>>>>>

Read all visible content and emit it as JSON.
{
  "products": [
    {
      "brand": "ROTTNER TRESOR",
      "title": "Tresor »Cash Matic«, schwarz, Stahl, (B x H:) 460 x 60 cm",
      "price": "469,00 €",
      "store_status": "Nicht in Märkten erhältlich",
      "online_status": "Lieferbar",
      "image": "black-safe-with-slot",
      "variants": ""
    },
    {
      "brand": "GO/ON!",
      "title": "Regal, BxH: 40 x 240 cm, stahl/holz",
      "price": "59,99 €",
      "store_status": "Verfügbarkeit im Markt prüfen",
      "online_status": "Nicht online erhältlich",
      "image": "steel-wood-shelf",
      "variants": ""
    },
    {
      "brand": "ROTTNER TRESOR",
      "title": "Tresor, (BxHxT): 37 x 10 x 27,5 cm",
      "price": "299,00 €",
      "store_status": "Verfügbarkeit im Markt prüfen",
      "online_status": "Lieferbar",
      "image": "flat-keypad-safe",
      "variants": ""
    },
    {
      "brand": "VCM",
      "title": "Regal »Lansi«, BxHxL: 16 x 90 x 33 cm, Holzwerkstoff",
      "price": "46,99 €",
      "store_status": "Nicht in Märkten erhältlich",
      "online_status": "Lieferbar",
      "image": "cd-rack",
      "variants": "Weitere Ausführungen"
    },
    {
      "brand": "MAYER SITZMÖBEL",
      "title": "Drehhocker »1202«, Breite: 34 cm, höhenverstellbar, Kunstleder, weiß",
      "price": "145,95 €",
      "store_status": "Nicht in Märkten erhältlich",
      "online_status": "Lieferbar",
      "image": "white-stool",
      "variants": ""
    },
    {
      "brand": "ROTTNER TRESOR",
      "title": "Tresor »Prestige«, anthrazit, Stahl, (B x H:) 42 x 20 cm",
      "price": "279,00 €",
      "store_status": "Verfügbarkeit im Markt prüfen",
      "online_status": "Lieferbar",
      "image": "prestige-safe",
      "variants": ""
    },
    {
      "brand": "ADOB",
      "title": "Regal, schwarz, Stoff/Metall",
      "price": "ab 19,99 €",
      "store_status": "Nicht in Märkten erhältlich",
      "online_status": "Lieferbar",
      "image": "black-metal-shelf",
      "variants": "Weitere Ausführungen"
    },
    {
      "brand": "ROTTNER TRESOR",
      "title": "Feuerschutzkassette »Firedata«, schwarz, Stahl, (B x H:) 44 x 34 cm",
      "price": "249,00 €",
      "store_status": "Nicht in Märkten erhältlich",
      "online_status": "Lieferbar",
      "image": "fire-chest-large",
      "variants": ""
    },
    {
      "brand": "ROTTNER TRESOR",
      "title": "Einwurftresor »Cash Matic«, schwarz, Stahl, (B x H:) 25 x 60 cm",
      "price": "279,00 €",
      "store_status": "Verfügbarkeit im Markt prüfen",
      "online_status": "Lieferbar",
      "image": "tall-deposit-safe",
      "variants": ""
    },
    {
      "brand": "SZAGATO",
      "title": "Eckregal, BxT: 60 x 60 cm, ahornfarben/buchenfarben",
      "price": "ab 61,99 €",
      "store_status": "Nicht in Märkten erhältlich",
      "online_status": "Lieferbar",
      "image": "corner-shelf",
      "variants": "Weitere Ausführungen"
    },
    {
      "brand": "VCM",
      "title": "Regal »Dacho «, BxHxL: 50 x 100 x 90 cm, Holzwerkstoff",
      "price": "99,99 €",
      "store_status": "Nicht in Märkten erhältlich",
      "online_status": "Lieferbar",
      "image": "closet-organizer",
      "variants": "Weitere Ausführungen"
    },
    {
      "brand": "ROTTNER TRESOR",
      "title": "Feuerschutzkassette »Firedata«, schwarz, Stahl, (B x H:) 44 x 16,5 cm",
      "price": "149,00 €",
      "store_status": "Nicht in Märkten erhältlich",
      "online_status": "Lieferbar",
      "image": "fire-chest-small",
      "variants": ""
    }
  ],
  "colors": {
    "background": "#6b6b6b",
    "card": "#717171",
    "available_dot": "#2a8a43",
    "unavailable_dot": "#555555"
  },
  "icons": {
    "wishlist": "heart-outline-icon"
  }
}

<<<<<

### What you will do
Return all of the above records exactly, leaving no line out.

### Solution for this exercise
Read all visible content and emit it as JSON.
{
  "products": [
    {
      "brand": "ROTTNER TRESOR",
      "title": "Tresor »Cash Matic«, schwarz, Stahl, (B x H:) 460 x 60 cm",
      "price": "469,00 €",
      "store_status": "Nicht in Märkten erhältlich",
      "online_status": "Lieferbar",
      "image": "black-safe-with-slot",
      "variants": ""
    },
    {
      "brand": "GO/ON!",
      "title": "Regal, BxH: 40 x 240 cm, stahl/holz",
      "price": "59,99 €",
      "store_status": "Verfügbarkeit im Markt prüfen",
      "online_status": "Nicht online erhältlich",
      "image": "steel-wood-shelf",
      "variants": ""
    },
    {
      "brand": "ROTTNER TRESOR",
      "title": "Tresor, (BxHxT): 37 x 10 x 27,5 cm",
      "price": "299,00 €",
      "store_status": "Verfügbarkeit im Markt prüfen",
      "online_status": "Lieferbar",
      "image": "flat-keypad-safe",
      "variants": ""
    },
    {
      "brand": "VCM",
      "title": "Regal »Lansi«, BxHxL: 16 x 90 x 33 cm, Holzwerkstoff",
      "price": "46,99 €",
      "store_status": "Nicht in Märkten erhältlich",
      "online_status": "Lieferbar",
      "image": "cd-rack",
      "variants": "Weitere Ausführungen"
    },
    {
      "brand": "MAYER SITZMÖBEL",
      "title": "Drehhocker »1202«, Breite: 34 cm, höhenverstellbar, Kunstleder, weiß",
      "price": "145,95 €",
      "store_status": "Nicht in Märkten erhältlich",
      "online_status": "Lieferbar",
      "image": "white-stool",
      "variants": ""
    },
    {
      "brand": "ROTTNER TRESOR",
      "title": "Tresor »Prestige«, anthrazit, Stahl, (B x H:) 42 x 20 cm",
      "price": "279,00 €",
      "store_status": "Verfügbarkeit im Markt prüfen",
      "online_status": "Lieferbar",
      "image": "prestige-safe",
      "variants": ""
    },
    {
      "brand": "ADOB",
      "title": "Regal, schwarz, Stoff/Metall",
      "price": "ab 19,99 €",
      "store_status": "Nicht in Märkten erhältlich",
      "online_status": "Lieferbar",
      "image": "black-metal-shelf",
      "variants": "Weitere Ausführungen"
    },
    {
      "brand": "ROTTNER TRESOR",
      "title": "Feuerschutzkassette »Firedata«, schwarz, Stahl, (B x H:) 44 x 34 cm",
      "price": "249,00 €",
      "store_status": "Nicht in Märkten erhältlich",
      "online_status": "Lieferbar",
      "image": "fire-chest-large",
      "variants": ""
    },
    {
      "brand": "ROTTNER TRESOR",
      "title": "Einwurftresor »Cash Matic«, schwarz, Stahl, (B x H:) 25 x 60 cm",
      "price": "279,00 €",
      "store_status": "Verfügbarkeit im Markt prüfen",
      "online_status": "Lieferbar",
      "image": "tall-deposit-safe",
      "variants": ""
    },
    {
      "brand": "SZAGATO",
      "title": "Eckregal, BxT: 60 x 60 cm, ahornfarben/buchenfarben",
      "price": "ab 61,99 €",
      "store_status": "Nicht in Märkten erhältlich",
      "online_status": "Lieferbar",
      "image": "corner-shelf",
      "variants": "Weitere Ausführungen"
    },
    {
      "brand": "VCM",
      "title": "Regal »Dacho «, BxHxL: 50 x 100 x 90 cm, Holzwerkstoff",
      "price": "99,99 €",
      "store_status": "Nicht in Märkten erhältlich",
      "online_status": "Lieferbar",
      "image": "closet-organizer",
      "variants": "Weitere Ausführungen"
    },
    {
      "brand": "ROTTNER TRESOR",
      "title": "Feuerschutzkassette »Firedata«, schwarz, Stahl, (B x H:) 44 x 16,5 cm",
      "price": "149,00 €",
      "store_status": "Nicht in Märkten erhältlich",
      "online_status": "Lieferbar",
      "image": "fire-chest-small",
      "variants": ""
    }
  ],
  "colors": {
    "background": "#6b6b6b",
    "card": "#717171",
    "available_dot": "#2a8a43",
    "unavailable_dot": "#555555"
  },
  "icons": {
    "wishlist": "heart-outline-icon"
  }
}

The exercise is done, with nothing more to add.